[Stored records]

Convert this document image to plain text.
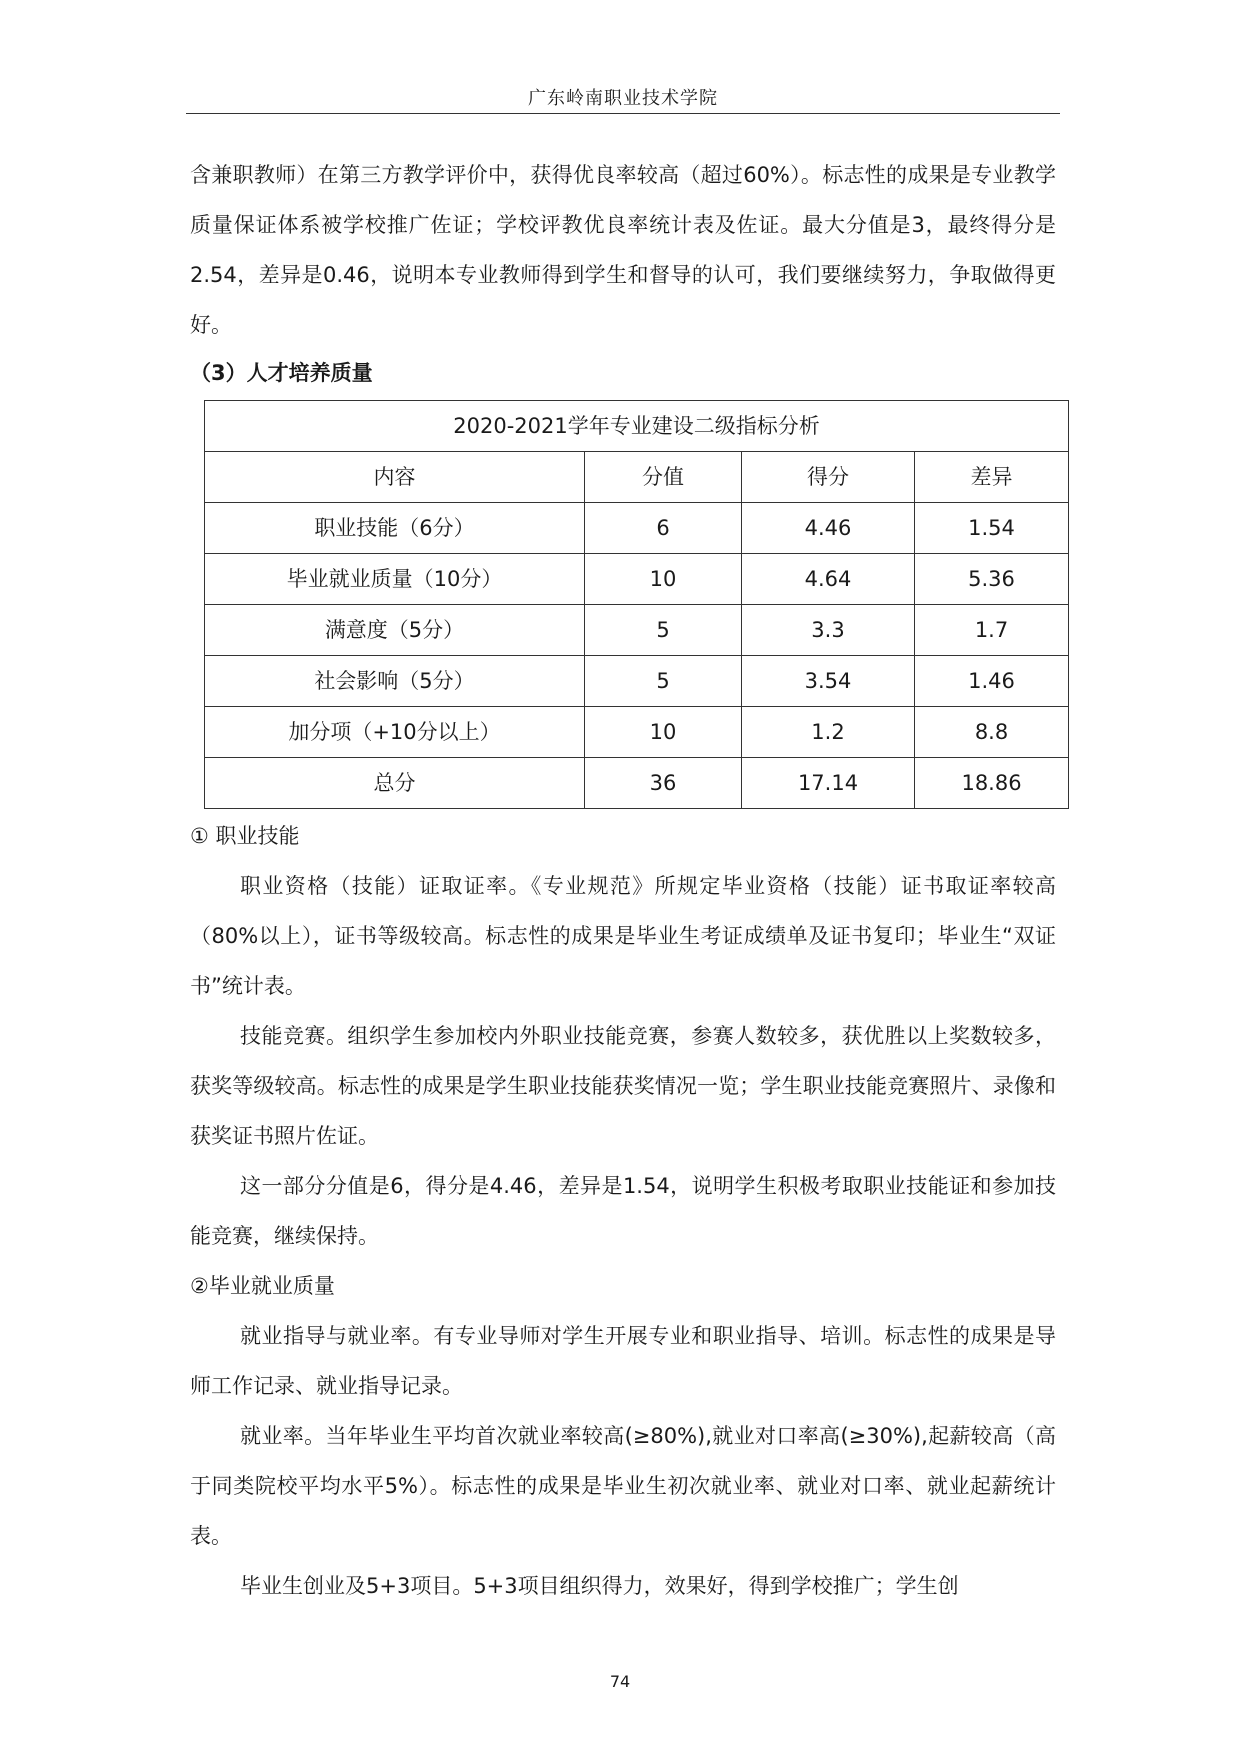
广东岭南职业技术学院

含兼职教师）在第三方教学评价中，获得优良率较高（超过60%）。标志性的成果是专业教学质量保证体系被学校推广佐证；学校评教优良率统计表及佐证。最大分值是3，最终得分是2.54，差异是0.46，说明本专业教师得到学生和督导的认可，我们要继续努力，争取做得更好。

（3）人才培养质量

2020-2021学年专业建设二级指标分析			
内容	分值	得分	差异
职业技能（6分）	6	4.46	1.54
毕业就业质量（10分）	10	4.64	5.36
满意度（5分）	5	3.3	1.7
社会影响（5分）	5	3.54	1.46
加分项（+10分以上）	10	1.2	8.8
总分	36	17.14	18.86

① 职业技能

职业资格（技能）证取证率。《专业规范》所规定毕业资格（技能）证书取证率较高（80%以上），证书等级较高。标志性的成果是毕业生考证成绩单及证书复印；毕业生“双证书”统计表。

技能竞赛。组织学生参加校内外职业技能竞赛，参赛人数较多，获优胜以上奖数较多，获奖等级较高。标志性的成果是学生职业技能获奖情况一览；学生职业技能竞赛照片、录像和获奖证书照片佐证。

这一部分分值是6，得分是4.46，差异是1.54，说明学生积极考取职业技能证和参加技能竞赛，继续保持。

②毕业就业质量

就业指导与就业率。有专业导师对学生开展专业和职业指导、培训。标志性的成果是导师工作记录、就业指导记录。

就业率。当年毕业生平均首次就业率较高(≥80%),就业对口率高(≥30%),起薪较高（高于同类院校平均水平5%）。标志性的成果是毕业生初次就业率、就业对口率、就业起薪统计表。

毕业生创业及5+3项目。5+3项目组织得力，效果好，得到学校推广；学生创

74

...

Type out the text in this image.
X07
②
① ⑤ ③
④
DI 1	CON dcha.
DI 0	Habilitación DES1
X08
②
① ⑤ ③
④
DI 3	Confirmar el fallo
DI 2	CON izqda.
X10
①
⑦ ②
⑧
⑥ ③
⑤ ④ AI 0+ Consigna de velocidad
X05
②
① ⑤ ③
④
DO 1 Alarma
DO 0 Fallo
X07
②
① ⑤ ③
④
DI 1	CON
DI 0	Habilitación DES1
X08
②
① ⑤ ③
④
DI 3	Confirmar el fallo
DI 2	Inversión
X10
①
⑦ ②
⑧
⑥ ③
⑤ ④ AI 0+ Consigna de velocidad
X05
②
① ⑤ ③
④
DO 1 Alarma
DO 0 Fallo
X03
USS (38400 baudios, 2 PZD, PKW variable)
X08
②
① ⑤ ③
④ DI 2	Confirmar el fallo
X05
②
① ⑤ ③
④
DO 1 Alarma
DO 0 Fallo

## What you need to do
Read the data above and count the lines that include "this". Answer only with the count.

## Exercise response
2